» DIRECTION A:
Answer these questions using the Constitution Day 2020 announcement:
(i) At what time does the event on September 22, 2020 begin?
(ii) At what number will registration be capped?
(iii) For how many years was Suk a law professor at Cardozo Law School?
» DIRECTION B: Retype the Constitution Day 2020 announcement from "Constitution Day 2020" up to and including "capped at 1,000.".
» DIRECTION C: Continue the Constitution Day 2020 announcement, starting after its final sentence.

Constitution Day 2020
We the Women: Discovering the ‘Founding Mothers’ of Our Constitution
Tuesday, September 22, 2020, 6:00 pm
Please register HERE: https://stockton.zoom.us/webinar/register/WN_893x2U0GTNqwaxSnca-j6g
Registration will be capped at 1,000.
Julie Chi-hye Suk is Professor of Sociology, Political Science, and Liberal Studies at The Graduate Center of the City University of New York (CUNY), where she also serves as the academic dean overseeing the Graduate Center’s interdisciplinary master’s programs. For Fall 2020, she has been appointed Visiting Professor of Law at Yale Law School. Prior to joining The Graduate Center, Suk was a law professor for 13 years at Cardozo Law School in New York, and taught as a visiting professor at the law schools at Harvard, Columbia, University of Chicago, and UCLA. She has lectured widely in the United States and Europe and has been a visiting fellow at the European University Institute in Florence and LUISS-Guido Carli in Rome. She has a J.D. from Yale Law School, where she studied on a Paul & Daisy Soros Fellowship for New Americans and a D.Phil. in Politics from Oxford University, where she held a Marshall Scholarship. Suk is an interdisciplinary legal scholar, focusing on women as constitution-makers at the intersection of law, history, sociology, and politics.

» DATA:
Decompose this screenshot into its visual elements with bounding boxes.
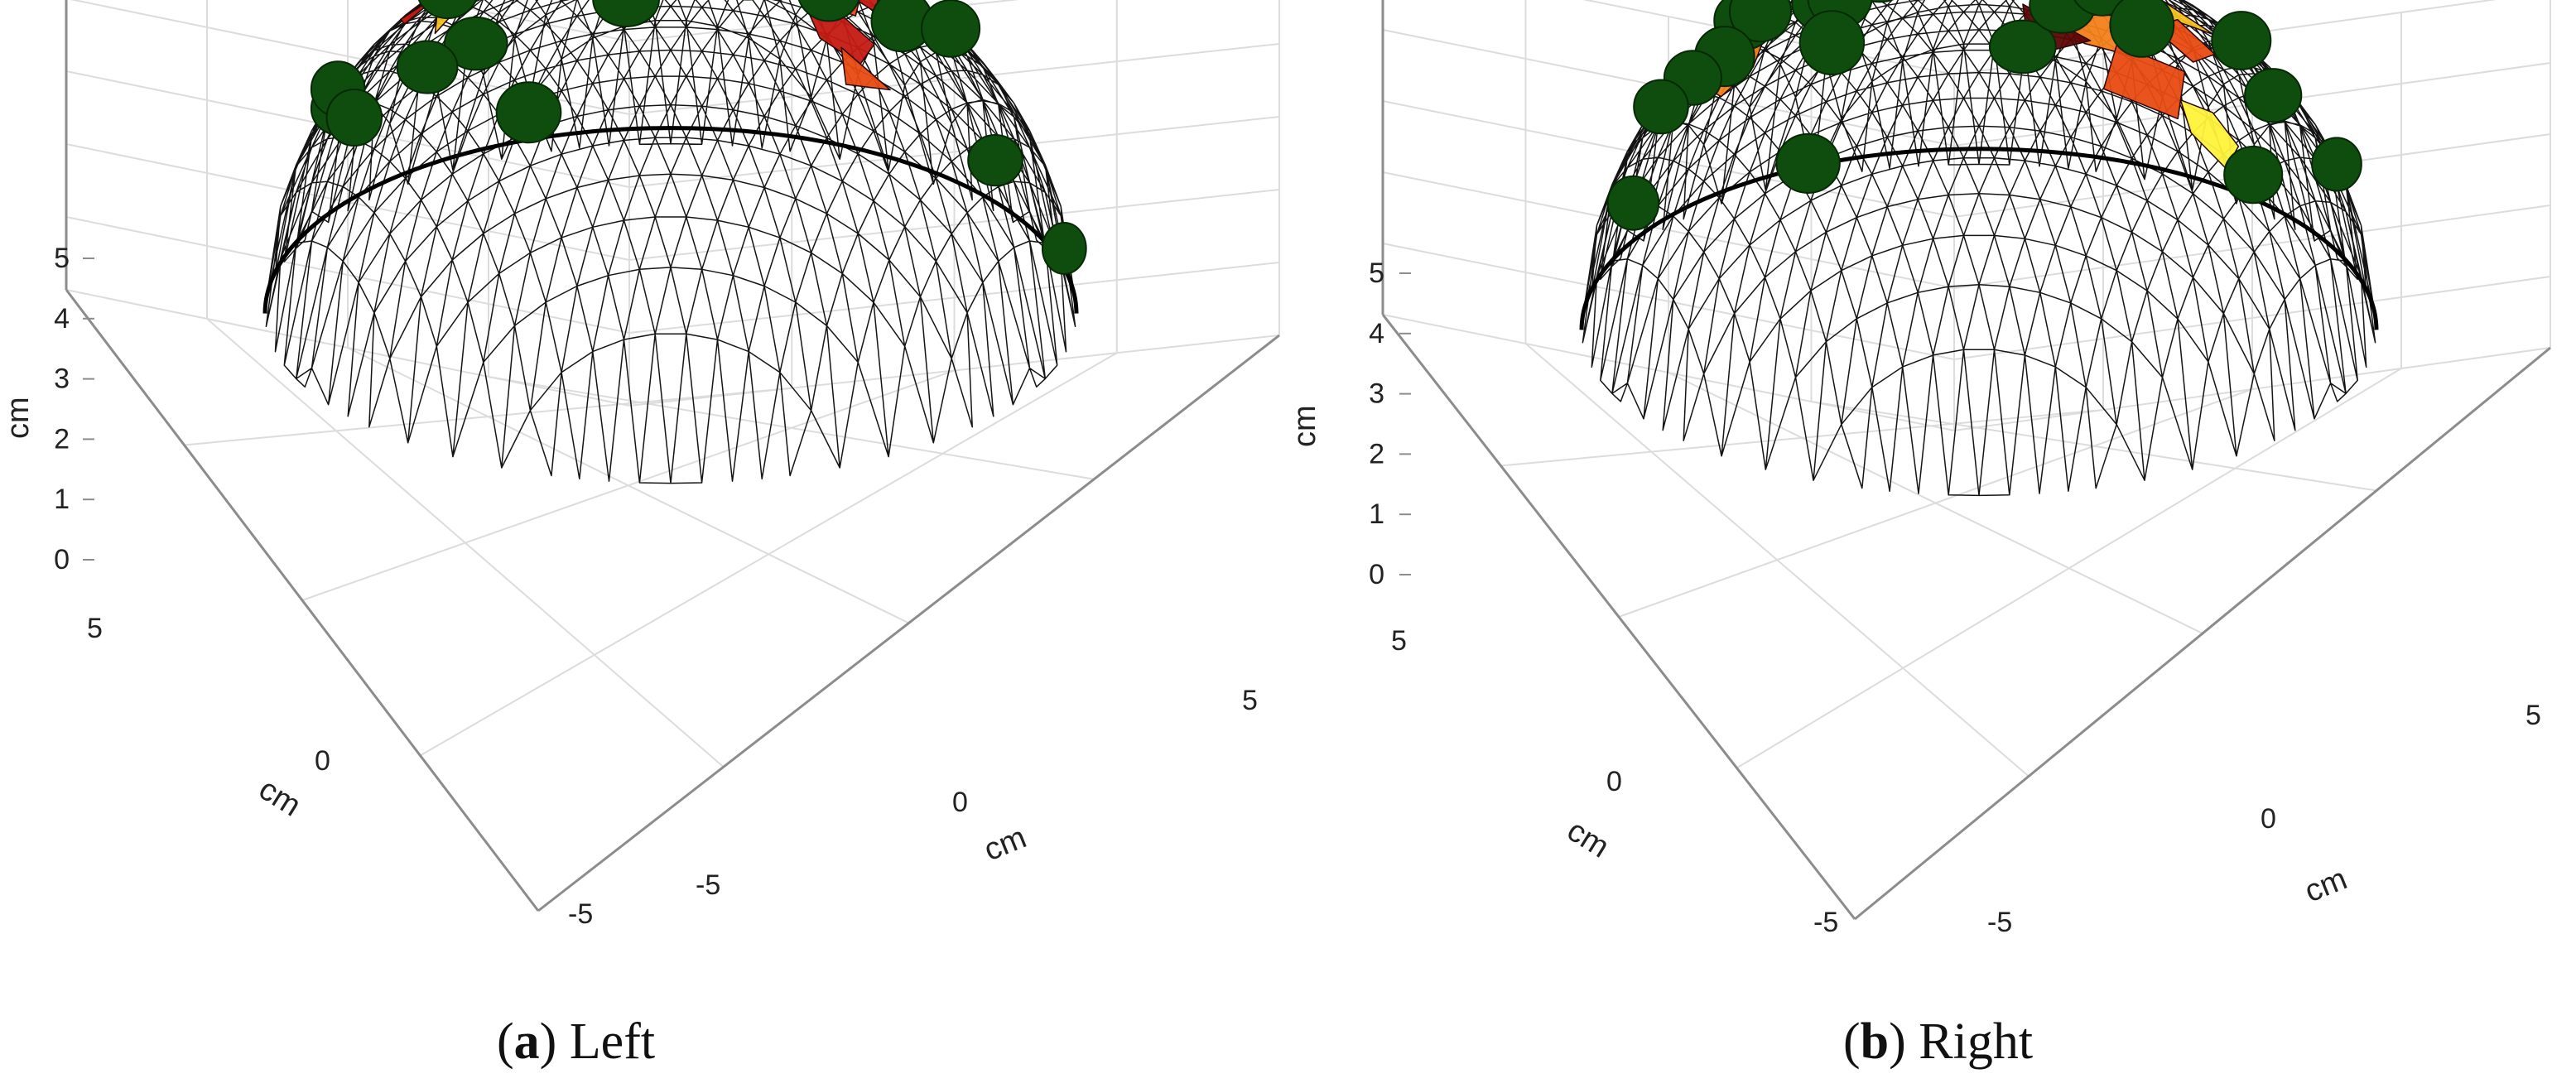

» RESULT A:
(i) 6:00 pm
(ii) 1,000
(iii) 13 years

» RESULT B:
Constitution Day 2020
We the Women: Discovering the ‘Founding Mothers’ of Our Constitution
Tuesday, September 22, 2020, 6:00 pm
Please register HERE: https://stockton.zoom.us/webinar/register/WN_893x2U0GTNqwaxSnca-j6g
Registration will be capped at 1,000.

» RESULT C:
Her 2020 book, We the Women: The Unstoppable Mothers of the Equal Rights Amendment, explores the ERA’s past to guide its future, telling the stories of the forgotten women lawmakers and lawyers who shaped the ERA over a century. She is a frequent commentator in the media on legal issues affecting women, including The New York Times, The Washington Post, Vox, and CBS News.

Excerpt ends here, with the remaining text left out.